Stated problem => Looking through the listing, how many of its lines hold the word "helyiségben"? Answer with only the number.

(Source data)
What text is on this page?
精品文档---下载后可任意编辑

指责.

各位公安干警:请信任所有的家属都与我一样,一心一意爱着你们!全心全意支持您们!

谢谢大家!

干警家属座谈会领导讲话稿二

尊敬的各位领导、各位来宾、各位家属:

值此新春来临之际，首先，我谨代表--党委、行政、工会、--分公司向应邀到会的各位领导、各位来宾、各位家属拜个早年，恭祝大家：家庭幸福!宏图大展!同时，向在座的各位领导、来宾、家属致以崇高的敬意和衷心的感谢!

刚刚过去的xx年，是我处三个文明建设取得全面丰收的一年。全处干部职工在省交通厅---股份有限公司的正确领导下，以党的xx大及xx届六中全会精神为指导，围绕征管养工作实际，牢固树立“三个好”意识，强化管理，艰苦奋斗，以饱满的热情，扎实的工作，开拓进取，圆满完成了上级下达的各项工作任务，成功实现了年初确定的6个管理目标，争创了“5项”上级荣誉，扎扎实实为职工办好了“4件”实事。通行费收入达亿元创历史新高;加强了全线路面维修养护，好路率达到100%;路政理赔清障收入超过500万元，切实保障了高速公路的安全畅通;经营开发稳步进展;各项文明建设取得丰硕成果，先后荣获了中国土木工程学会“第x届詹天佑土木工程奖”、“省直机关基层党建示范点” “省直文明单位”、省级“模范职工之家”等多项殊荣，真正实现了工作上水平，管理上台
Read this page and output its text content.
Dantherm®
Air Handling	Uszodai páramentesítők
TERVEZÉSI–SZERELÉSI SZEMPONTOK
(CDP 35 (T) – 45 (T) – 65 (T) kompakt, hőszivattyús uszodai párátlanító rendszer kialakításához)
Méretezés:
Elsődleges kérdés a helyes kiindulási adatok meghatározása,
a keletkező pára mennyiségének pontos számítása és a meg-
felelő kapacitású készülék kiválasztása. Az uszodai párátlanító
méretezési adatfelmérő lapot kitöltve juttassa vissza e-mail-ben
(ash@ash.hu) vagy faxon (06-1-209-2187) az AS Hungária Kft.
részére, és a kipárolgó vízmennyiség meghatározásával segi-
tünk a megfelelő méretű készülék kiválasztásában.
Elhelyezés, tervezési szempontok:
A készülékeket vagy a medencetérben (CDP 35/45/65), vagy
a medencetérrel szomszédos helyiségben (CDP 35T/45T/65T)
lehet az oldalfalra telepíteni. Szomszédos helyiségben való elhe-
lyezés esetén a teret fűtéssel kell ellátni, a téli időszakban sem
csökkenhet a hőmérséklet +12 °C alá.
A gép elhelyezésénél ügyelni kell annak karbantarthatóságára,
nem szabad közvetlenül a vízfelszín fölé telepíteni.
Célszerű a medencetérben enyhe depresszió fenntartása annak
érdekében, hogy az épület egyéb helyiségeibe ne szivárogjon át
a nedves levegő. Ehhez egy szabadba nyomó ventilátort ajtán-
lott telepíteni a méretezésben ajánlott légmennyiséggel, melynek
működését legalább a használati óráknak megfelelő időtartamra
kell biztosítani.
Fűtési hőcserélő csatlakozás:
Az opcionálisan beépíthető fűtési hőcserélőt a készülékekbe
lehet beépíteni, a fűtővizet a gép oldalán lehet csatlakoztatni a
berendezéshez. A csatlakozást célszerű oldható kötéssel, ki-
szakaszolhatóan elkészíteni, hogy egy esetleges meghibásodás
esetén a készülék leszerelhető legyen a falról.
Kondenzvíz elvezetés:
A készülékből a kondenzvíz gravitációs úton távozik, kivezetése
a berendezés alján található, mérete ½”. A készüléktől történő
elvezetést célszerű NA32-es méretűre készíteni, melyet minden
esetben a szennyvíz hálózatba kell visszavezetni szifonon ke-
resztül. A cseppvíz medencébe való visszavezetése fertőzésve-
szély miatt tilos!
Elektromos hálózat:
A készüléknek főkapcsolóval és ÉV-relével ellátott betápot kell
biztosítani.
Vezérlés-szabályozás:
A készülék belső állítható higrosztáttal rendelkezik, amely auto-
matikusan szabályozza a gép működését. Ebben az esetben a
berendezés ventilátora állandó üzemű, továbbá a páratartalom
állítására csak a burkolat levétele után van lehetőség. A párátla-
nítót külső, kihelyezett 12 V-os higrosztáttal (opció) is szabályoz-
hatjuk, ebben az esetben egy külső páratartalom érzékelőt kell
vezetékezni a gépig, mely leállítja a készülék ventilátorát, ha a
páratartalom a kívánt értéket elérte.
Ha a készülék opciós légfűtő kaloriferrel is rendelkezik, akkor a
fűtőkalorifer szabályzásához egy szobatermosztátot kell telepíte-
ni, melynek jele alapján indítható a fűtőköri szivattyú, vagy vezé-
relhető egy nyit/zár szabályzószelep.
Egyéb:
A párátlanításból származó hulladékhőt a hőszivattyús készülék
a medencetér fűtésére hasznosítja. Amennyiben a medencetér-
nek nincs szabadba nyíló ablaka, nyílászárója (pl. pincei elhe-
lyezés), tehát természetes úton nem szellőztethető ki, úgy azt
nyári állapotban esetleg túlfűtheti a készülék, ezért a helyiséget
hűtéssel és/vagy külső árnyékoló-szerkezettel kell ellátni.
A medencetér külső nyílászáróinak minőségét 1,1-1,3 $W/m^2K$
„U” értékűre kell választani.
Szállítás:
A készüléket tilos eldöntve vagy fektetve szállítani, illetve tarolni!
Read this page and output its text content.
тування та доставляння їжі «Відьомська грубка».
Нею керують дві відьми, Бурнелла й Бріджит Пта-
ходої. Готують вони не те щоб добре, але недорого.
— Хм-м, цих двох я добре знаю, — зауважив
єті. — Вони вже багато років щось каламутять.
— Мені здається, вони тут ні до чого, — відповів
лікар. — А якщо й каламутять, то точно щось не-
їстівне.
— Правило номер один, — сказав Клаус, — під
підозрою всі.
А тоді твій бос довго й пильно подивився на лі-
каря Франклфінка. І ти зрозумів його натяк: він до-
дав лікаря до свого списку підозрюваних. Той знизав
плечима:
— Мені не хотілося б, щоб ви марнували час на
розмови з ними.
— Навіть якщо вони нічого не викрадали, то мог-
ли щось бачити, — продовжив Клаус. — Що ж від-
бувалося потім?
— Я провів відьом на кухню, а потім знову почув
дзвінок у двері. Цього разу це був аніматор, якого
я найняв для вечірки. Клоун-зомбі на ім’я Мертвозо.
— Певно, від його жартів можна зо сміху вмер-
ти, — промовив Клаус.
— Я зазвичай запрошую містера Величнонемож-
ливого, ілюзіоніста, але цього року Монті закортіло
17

Response to the task => 2